--- START OF GIVEN ENTRIES ---

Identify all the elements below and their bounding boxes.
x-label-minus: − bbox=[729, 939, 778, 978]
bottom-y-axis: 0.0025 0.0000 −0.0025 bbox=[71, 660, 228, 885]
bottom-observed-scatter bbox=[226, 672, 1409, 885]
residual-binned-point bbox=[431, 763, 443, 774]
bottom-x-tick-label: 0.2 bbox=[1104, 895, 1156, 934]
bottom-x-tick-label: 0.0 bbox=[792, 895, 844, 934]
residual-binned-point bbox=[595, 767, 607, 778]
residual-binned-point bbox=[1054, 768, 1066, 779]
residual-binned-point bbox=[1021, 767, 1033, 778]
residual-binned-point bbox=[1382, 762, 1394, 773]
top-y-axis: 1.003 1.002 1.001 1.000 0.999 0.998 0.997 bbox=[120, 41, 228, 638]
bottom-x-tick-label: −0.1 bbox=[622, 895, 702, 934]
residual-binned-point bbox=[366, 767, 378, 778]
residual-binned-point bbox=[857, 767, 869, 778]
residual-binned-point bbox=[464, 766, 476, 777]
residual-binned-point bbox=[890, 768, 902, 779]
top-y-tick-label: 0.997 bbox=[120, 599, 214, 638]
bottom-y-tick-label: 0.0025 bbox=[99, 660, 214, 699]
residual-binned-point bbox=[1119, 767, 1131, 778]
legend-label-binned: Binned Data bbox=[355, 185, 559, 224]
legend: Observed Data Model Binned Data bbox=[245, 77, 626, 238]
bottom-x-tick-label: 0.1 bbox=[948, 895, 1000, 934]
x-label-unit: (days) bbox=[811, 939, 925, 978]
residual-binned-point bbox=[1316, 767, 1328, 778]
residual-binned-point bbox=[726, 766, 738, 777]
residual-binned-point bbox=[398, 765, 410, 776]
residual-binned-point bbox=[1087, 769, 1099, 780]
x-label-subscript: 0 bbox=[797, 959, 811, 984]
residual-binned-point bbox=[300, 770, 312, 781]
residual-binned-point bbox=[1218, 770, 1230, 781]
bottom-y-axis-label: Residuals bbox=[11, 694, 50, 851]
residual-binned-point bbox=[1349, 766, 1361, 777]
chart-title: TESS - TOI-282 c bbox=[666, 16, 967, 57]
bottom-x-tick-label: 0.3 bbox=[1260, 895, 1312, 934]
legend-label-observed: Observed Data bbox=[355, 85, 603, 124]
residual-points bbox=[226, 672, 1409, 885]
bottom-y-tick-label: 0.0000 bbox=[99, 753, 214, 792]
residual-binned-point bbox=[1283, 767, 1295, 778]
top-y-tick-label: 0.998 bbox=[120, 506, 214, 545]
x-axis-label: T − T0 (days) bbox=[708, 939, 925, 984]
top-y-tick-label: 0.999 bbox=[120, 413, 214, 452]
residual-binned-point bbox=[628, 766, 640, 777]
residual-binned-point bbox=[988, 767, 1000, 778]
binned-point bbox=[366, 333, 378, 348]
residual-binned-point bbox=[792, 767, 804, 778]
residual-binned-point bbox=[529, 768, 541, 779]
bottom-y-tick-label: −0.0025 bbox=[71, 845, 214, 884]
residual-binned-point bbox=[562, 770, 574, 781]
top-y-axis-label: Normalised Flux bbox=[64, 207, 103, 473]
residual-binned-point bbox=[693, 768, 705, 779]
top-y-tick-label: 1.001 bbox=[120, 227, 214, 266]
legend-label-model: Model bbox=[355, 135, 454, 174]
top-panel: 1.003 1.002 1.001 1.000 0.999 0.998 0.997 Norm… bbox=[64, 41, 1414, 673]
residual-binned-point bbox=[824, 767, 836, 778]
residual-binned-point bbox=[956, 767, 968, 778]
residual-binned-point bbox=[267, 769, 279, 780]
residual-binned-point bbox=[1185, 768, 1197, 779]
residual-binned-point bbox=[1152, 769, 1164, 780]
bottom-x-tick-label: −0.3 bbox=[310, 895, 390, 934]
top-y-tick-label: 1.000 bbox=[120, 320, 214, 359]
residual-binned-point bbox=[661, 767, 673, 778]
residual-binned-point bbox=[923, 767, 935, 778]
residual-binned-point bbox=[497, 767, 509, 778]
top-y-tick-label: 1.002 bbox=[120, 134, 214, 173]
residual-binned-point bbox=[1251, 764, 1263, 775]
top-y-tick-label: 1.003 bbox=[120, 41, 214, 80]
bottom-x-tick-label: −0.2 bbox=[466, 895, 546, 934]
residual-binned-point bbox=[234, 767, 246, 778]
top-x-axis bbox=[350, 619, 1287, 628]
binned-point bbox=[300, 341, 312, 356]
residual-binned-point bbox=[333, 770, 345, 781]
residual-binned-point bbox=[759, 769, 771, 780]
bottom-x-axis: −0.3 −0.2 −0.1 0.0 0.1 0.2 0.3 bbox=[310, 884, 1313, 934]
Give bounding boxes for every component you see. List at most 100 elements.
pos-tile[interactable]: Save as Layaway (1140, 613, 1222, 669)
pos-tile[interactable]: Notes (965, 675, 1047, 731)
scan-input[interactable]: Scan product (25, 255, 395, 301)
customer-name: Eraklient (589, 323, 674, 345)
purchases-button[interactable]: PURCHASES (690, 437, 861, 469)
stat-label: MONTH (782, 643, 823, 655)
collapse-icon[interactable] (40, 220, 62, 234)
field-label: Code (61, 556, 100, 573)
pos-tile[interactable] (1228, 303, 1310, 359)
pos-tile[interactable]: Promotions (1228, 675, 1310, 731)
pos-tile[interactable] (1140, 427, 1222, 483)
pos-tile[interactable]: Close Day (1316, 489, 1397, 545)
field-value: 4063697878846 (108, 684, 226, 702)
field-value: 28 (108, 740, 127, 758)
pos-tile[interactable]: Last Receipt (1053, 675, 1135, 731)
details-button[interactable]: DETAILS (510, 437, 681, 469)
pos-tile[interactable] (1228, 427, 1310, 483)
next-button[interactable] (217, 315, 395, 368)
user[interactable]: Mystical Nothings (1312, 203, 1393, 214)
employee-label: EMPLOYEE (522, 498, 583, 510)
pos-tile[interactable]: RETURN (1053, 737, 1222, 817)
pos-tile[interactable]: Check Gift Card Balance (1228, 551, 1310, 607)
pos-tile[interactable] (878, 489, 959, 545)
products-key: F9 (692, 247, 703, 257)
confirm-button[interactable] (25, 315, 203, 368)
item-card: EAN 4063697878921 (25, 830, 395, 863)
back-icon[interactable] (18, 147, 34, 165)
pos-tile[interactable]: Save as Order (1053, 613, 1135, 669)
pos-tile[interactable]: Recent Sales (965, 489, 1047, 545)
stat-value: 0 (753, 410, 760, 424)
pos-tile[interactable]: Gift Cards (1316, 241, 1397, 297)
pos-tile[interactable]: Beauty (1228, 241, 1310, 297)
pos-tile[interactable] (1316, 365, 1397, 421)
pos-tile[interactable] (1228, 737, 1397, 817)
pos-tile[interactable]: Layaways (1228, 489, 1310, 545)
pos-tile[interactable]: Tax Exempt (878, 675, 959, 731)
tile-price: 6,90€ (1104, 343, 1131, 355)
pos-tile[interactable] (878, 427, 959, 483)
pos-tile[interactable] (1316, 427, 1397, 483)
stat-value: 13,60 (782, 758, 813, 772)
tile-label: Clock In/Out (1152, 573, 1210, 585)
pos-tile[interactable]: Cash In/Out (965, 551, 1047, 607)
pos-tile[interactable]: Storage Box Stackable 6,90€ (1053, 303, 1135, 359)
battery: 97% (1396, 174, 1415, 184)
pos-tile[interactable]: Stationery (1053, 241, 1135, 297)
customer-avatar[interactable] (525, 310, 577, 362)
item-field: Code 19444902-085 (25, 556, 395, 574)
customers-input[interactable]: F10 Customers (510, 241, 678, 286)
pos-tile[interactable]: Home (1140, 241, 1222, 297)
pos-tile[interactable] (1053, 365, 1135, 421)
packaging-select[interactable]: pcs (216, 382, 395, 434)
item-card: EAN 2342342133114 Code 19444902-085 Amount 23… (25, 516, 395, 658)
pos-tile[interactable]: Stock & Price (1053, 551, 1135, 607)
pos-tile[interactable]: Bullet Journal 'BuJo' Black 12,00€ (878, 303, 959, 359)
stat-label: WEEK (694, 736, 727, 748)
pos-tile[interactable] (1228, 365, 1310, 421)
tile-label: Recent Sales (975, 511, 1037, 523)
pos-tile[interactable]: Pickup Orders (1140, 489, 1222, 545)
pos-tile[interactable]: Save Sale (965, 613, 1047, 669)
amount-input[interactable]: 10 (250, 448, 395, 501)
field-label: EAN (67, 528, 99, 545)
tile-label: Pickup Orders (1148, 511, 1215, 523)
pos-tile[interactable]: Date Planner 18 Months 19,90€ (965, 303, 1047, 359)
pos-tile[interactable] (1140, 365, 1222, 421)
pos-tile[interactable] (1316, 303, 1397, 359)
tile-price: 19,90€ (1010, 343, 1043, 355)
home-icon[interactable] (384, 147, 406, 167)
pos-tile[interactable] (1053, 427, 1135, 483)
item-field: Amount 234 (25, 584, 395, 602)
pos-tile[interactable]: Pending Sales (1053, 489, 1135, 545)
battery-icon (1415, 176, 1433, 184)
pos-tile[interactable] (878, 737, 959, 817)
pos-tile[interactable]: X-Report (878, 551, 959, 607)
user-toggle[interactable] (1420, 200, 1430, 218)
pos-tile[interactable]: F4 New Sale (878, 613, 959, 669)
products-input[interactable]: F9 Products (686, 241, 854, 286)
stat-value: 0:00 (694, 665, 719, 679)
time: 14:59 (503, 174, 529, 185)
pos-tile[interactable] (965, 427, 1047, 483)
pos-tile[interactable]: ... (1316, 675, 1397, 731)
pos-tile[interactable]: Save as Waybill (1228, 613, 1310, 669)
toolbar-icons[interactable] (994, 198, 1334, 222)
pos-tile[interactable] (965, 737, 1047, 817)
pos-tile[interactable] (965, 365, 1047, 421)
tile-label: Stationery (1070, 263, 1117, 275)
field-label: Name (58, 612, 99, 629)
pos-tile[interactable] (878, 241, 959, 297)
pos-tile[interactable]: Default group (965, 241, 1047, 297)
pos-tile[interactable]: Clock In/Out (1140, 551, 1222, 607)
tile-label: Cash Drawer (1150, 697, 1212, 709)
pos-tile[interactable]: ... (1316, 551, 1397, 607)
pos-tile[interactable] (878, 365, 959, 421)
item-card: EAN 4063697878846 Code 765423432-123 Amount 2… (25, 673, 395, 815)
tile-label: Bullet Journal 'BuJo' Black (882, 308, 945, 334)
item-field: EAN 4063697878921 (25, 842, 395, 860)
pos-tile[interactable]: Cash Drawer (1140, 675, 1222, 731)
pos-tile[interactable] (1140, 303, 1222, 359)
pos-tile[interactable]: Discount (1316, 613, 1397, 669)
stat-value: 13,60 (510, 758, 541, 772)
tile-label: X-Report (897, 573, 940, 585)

--- END OF GIVEN ENTRIES ---

Copy the data verbatim, starting at its first line and continuing through the line that contains "bottom-x-tick-label: 0.2 bbox=[1104, 895, 1156, 934]".

• _WRITTEN SOLUTION_:
Identify all the elements below and their bounding boxes.
x-label-minus: − bbox=[729, 939, 778, 978]
bottom-y-axis: 0.0025 0.0000 −0.0025 bbox=[71, 660, 228, 885]
bottom-observed-scatter bbox=[226, 672, 1409, 885]
residual-binned-point bbox=[431, 763, 443, 774]
bottom-x-tick-label: 0.2 bbox=[1104, 895, 1156, 934]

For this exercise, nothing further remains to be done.